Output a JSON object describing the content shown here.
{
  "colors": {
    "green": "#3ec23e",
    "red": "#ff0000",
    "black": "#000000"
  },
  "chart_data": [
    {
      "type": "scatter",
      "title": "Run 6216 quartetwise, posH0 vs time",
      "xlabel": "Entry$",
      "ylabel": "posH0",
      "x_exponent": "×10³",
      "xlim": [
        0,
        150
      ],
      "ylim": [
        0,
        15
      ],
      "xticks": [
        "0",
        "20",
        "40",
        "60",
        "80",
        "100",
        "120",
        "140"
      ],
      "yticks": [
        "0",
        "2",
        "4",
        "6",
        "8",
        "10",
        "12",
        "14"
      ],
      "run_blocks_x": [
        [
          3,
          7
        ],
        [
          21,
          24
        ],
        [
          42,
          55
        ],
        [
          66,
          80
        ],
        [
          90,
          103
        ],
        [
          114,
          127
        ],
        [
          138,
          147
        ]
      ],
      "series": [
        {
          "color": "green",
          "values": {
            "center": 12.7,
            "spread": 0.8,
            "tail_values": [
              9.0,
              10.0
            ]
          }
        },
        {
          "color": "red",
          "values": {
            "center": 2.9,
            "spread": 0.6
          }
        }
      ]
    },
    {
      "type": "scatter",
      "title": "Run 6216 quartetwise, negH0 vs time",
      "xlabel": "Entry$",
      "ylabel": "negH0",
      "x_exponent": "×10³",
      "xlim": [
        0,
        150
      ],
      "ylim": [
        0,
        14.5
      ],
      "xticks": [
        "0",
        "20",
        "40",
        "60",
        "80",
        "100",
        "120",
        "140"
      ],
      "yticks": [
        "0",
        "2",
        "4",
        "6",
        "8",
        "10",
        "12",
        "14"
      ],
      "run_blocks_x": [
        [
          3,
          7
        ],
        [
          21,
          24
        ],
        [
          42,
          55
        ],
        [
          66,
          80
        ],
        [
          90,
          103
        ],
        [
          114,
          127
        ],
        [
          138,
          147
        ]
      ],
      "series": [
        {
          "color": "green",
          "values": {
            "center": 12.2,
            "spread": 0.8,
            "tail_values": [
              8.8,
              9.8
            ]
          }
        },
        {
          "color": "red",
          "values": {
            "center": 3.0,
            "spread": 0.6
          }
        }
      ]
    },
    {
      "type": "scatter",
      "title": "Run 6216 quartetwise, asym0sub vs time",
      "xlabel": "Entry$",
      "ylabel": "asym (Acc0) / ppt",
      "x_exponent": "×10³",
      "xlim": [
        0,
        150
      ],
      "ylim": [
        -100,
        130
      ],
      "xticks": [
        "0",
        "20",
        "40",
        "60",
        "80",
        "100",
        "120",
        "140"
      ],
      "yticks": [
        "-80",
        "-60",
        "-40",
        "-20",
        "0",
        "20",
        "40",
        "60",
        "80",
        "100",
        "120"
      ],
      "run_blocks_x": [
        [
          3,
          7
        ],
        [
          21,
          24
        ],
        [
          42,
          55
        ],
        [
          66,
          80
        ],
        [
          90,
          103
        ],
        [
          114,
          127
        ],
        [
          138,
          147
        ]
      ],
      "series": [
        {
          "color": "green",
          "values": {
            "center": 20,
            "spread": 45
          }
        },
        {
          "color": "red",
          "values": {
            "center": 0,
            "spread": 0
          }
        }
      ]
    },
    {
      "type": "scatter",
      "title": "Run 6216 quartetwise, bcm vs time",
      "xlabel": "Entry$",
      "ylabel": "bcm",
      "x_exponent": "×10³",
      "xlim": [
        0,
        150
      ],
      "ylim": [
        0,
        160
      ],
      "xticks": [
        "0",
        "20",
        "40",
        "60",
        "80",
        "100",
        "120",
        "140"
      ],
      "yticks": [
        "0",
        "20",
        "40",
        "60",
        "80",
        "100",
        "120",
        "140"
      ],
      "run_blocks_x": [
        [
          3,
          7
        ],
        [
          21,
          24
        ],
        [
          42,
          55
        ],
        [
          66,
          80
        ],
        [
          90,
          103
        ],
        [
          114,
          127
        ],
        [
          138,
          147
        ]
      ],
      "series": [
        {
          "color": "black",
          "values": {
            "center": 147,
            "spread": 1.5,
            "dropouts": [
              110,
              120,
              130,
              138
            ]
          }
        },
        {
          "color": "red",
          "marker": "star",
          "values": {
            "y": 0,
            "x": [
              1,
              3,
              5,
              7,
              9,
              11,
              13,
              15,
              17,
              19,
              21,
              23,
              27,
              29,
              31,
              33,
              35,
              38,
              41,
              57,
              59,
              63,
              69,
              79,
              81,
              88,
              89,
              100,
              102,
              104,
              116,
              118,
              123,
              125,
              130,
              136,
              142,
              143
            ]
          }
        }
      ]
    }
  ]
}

────────────────

• DIRECTIONS: Copy the entries above exactly, leaving none out.

• RESULT OF THIS EXERCISE:
Output a JSON object describing the content shown here.
{
  "colors": {
    "green": "#3ec23e",
    "red": "#ff0000",
    "black": "#000000"
  },
  "chart_data": [
    {
      "type": "scatter",
      "title": "Run 6216 quartetwise, posH0 vs time",
      "xlabel": "Entry$",
      "ylabel": "posH0",
      "x_exponent": "×10³",
      "xlim": [
        0,
        150
      ],
      "ylim": [
        0,
        15
      ],
      "xticks": [
        "0",
        "20",
        "40",
        "60",
        "80",
        "100",
        "120",
        "140"
      ],
      "yticks": [
        "0",
        "2",
        "4",
        "6",
        "8",
        "10",
        "12",
        "14"
      ],
      "run_blocks_x": [
        [
          3,
          7
        ],
        [
          21,
          24
        ],
        [
          42,
          55
        ],
        [
          66,
          80
        ],
        [
          90,
          103
        ],
        [
          114,
          127
        ],
        [
          138,
          147
        ]
      ],
      "series": [
        {
          "color": "green",
          "values": {
            "center": 12.7,
            "spread": 0.8,
            "tail_values": [
              9.0,
              10.0
            ]
          }
        },
        {
          "color": "red",
          "values": {
            "center": 2.9,
            "spread": 0.6
          }
        }
      ]
    },
    {
      "type": "scatter",
      "title": "Run 6216 quartetwise, negH0 vs time",
      "xlabel": "Entry$",
      "ylabel": "negH0",
      "x_exponent": "×10³",
      "xlim": [
        0,
        150
      ],
      "ylim": [
        0,
        14.5
      ],
      "xticks": [
        "0",
        "20",
        "40",
        "60",
        "80",
        "100",
        "120",
        "140"
      ],
      "yticks": [
        "0",
        "2",
        "4",
        "6",
        "8",
        "10",
        "12",
        "14"
      ],
      "run_blocks_x": [
        [
          3,
          7
        ],
        [
          21,
          24
        ],
        [
          42,
          55
        ],
        [
          66,
          80
        ],
        [
          90,
          103
        ],
        [
          114,
          127
        ],
        [
          138,
          147
        ]
      ],
      "series": [
        {
          "color": "green",
          "values": {
            "center": 12.2,
            "spread": 0.8,
            "tail_values": [
              8.8,
              9.8
            ]
          }
        },
        {
          "color": "red",
          "values": {
            "center": 3.0,
            "spread": 0.6
          }
        }
      ]
    },
    {
      "type": "scatter",
      "title": "Run 6216 quartetwise, asym0sub vs time",
      "xlabel": "Entry$",
      "ylabel": "asym (Acc0) / ppt",
      "x_exponent": "×10³",
      "xlim": [
        0,
        150
      ],
      "ylim": [
        -100,
        130
      ],
      "xticks": [
        "0",
        "20",
        "40",
        "60",
        "80",
        "100",
        "120",
        "140"
      ],
      "yticks": [
        "-80",
        "-60",
        "-40",
        "-20",
        "0",
        "20",
        "40",
        "60",
        "80",
        "100",
        "120"
      ],
      "run_blocks_x": [
        [
          3,
          7
        ],
        [
          21,
          24
        ],
        [
          42,
          55
        ],
        [
          66,
          80
        ],
        [
          90,
          103
        ],
        [
          114,
          127
        ],
        [
          138,
          147
        ]
      ],
      "series": [
        {
          "color": "green",
          "values": {
            "center": 20,
            "spread": 45
          }
        },
        {
          "color": "red",
          "values": {
            "center": 0,
            "spread": 0
          }
        }
      ]
    },
    {
      "type": "scatter",
      "title": "Run 6216 quartetwise, bcm vs time",
      "xlabel": "Entry$",
      "ylabel": "bcm",
      "x_exponent": "×10³",
      "xlim": [
        0,
        150
      ],
      "ylim": [
        0,
        160
      ],
      "xticks": [
        "0",
        "20",
        "40",
        "60",
        "80",
        "100",
        "120",
        "140"
      ],
      "yticks": [
        "0",
        "20",
        "40",
        "60",
        "80",
        "100",
        "120",
        "140"
      ],
      "run_blocks_x": [
        [
          3,
          7
        ],
        [
          21,
          24
        ],
        [
          42,
          55
        ],
        [
          66,
          80
        ],
        [
          90,
          103
        ],
        [
          114,
          127
        ],
        [
          138,
          147
        ]
      ],
      "series": [
        {
          "color": "black",
          "values": {
            "center": 147,
            "spread": 1.5,
            "dropouts": [
              110,
              120,
              130,
              138
            ]
          }
        },
        {
          "color": "red",
          "marker": "star",
          "values": {
            "y": 0,
            "x": [
              1,
              3,
              5,
              7,
              9,
              11,
              13,
              15,
              17,
              19,
              21,
              23,
              27,
              29,
              31,
              33,
              35,
              38,
              41,
              57,
              59,
              63,
              69,
              79,
              81,
              88,
              89,
              100,
              102,
              104,
              116,
              118,
              123,
              125,
              130,
              136,
              142,
              143
            ]
          }
        }
      ]
    }
  ]
}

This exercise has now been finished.